# [EXERCISE BRIEF]
Set the listing down unchanged, minus every embedded image.

+--

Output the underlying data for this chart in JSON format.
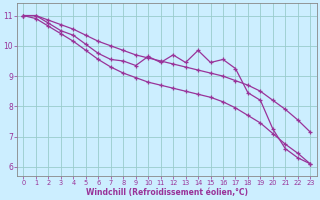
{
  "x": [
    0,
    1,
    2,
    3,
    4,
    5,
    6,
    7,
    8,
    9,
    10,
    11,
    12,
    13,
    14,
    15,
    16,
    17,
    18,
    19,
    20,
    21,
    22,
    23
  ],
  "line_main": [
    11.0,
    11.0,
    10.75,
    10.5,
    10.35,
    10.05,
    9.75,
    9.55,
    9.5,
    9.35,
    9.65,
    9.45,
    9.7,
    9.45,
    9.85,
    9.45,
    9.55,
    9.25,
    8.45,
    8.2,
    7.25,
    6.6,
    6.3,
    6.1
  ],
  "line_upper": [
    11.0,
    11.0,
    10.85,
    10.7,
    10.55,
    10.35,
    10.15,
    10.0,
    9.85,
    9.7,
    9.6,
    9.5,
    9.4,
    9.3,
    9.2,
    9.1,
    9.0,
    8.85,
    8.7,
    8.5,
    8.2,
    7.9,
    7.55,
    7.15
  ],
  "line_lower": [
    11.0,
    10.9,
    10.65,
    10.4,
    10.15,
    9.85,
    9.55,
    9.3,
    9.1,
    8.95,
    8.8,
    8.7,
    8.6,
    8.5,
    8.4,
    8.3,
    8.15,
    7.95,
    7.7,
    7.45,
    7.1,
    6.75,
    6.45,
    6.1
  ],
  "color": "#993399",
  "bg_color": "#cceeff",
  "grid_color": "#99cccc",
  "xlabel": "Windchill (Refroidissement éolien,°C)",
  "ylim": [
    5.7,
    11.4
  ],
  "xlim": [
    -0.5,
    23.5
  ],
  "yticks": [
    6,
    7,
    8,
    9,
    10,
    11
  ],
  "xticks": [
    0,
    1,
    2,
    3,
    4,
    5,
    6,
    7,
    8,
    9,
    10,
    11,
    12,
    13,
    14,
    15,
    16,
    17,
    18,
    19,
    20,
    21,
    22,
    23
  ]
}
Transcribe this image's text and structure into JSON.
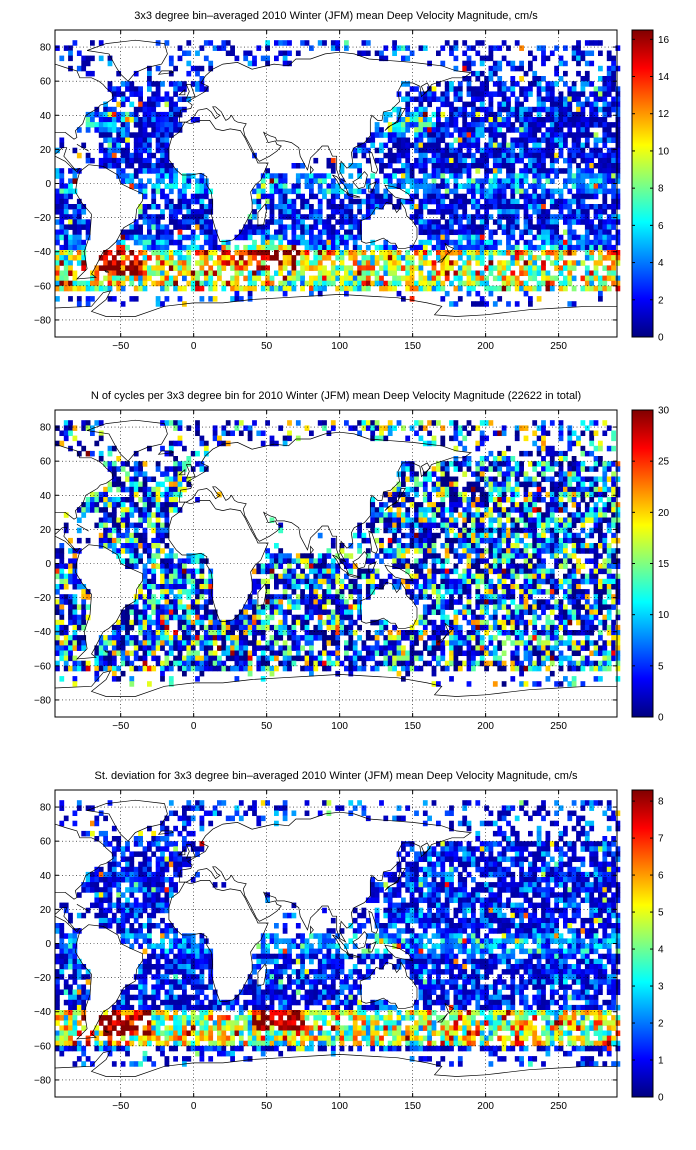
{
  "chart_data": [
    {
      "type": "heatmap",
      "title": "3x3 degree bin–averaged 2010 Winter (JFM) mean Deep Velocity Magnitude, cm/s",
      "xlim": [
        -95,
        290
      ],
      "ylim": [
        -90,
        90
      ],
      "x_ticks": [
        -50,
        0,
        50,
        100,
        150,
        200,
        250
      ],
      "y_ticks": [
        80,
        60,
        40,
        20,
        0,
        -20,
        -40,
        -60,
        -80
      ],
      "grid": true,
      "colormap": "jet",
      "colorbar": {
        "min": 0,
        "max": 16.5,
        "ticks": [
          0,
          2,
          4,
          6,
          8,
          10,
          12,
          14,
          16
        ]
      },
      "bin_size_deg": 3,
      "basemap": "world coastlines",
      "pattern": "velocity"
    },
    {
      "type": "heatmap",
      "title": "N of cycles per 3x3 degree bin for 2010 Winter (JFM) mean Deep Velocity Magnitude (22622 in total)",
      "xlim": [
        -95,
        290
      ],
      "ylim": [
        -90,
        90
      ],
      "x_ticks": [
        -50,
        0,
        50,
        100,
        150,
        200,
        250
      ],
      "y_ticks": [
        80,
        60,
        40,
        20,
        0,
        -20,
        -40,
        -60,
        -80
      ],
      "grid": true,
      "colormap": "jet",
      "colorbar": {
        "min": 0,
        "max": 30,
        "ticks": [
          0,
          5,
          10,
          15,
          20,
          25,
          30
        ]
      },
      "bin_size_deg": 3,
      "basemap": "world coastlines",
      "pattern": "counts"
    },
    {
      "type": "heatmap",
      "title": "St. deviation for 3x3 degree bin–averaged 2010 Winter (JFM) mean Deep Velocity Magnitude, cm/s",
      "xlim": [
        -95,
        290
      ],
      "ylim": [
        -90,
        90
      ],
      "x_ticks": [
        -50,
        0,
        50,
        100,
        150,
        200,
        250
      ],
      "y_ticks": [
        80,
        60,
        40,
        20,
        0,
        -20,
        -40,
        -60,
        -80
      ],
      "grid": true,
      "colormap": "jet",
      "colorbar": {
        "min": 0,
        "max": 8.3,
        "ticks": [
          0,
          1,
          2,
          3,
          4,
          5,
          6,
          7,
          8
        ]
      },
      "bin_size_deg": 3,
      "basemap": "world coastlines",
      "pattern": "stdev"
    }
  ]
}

+--

# [COMPLETE ANSWER]
Output the underlying data for this chart in JSON format.
{
  "x": [
    0,
    1,
    2,
    3,
    4,
    5,
    6,
    7,
    8,
    9,
    10,
    11,
    12,
    13,
    14,
    15,
    16,
    17,
    18,
    19,
    20,
    21,
    22,
    23
  ],
  "line_main": [
    11.0,
    11.0,
    10.75,
    10.5,
    10.35,
    10.05,
    9.75,
    9.55,
    9.5,
    9.35,
    9.65,
    9.45,
    9.7,
    9.45,
    9.85,
    9.45,
    9.55,
    9.25,
    8.45,
    8.2,
    7.25,
    6.6,
    6.3,
    6.1
  ],
  "line_upper": [
    11.0,
    11.0,
    10.85,
    10.7,
    10.55,
    10.35,
    10.15,
    10.0,
    9.85,
    9.7,
    9.6,
    9.5,
    9.4,
    9.3,
    9.2,
    9.1,
    9.0,
    8.85,
    8.7,
    8.5,
    8.2,
    7.9,
    7.55,
    7.15
  ],
  "line_lower": [
    11.0,
    10.9,
    10.65,
    10.4,
    10.15,
    9.85,
    9.55,
    9.3,
    9.1,
    8.95,
    8.8,
    8.7,
    8.6,
    8.5,
    8.4,
    8.3,
    8.15,
    7.95,
    7.7,
    7.45,
    7.1,
    6.75,
    6.45,
    6.1
  ],
  "color": "#993399",
  "bg_color": "#cceeff",
  "grid_color": "#99cccc",
  "xlabel": "Windchill (Refroidissement éolien,°C)",
  "ylim": [
    5.7,
    11.4
  ],
  "xlim": [
    -0.5,
    23.5
  ],
  "yticks": [
    6,
    7,
    8,
    9,
    10,
    11
  ],
  "xticks": [
    0,
    1,
    2,
    3,
    4,
    5,
    6,
    7,
    8,
    9,
    10,
    11,
    12,
    13,
    14,
    15,
    16,
    17,
    18,
    19,
    20,
    21,
    22,
    23
  ]
}
Transcribe this image's text and structure into JSON.
{
  "chart_data": [
    {
      "type": "heatmap",
      "title": "3x3 degree bin–averaged 2010 Winter (JFM) mean Deep Velocity Magnitude, cm/s",
      "xlim": [
        -95,
        290
      ],
      "ylim": [
        -90,
        90
      ],
      "x_ticks": [
        -50,
        0,
        50,
        100,
        150,
        200,
        250
      ],
      "y_ticks": [
        80,
        60,
        40,
        20,
        0,
        -20,
        -40,
        -60,
        -80
      ],
      "grid": true,
      "colormap": "jet",
      "colorbar": {
        "min": 0,
        "max": 16.5,
        "ticks": [
          0,
          2,
          4,
          6,
          8,
          10,
          12,
          14,
          16
        ]
      },
      "bin_size_deg": 3,
      "basemap": "world coastlines",
      "pattern": "velocity"
    },
    {
      "type": "heatmap",
      "title": "N of cycles per 3x3 degree bin for 2010 Winter (JFM) mean Deep Velocity Magnitude (22622 in total)",
      "xlim": [
        -95,
        290
      ],
      "ylim": [
        -90,
        90
      ],
      "x_ticks": [
        -50,
        0,
        50,
        100,
        150,
        200,
        250
      ],
      "y_ticks": [
        80,
        60,
        40,
        20,
        0,
        -20,
        -40,
        -60,
        -80
      ],
      "grid": true,
      "colormap": "jet",
      "colorbar": {
        "min": 0,
        "max": 30,
        "ticks": [
          0,
          5,
          10,
          15,
          20,
          25,
          30
        ]
      },
      "bin_size_deg": 3,
      "basemap": "world coastlines",
      "pattern": "counts"
    },
    {
      "type": "heatmap",
      "title": "St. deviation for 3x3 degree bin–averaged 2010 Winter (JFM) mean Deep Velocity Magnitude, cm/s",
      "xlim": [
        -95,
        290
      ],
      "ylim": [
        -90,
        90
      ],
      "x_ticks": [
        -50,
        0,
        50,
        100,
        150,
        200,
        250
      ],
      "y_ticks": [
        80,
        60,
        40,
        20,
        0,
        -20,
        -40,
        -60,
        -80
      ],
      "grid": true,
      "colormap": "jet",
      "colorbar": {
        "min": 0,
        "max": 8.3,
        "ticks": [
          0,
          1,
          2,
          3,
          4,
          5,
          6,
          7,
          8
        ]
      },
      "bin_size_deg": 3,
      "basemap": "world coastlines",
      "pattern": "stdev"
    }
  ]
}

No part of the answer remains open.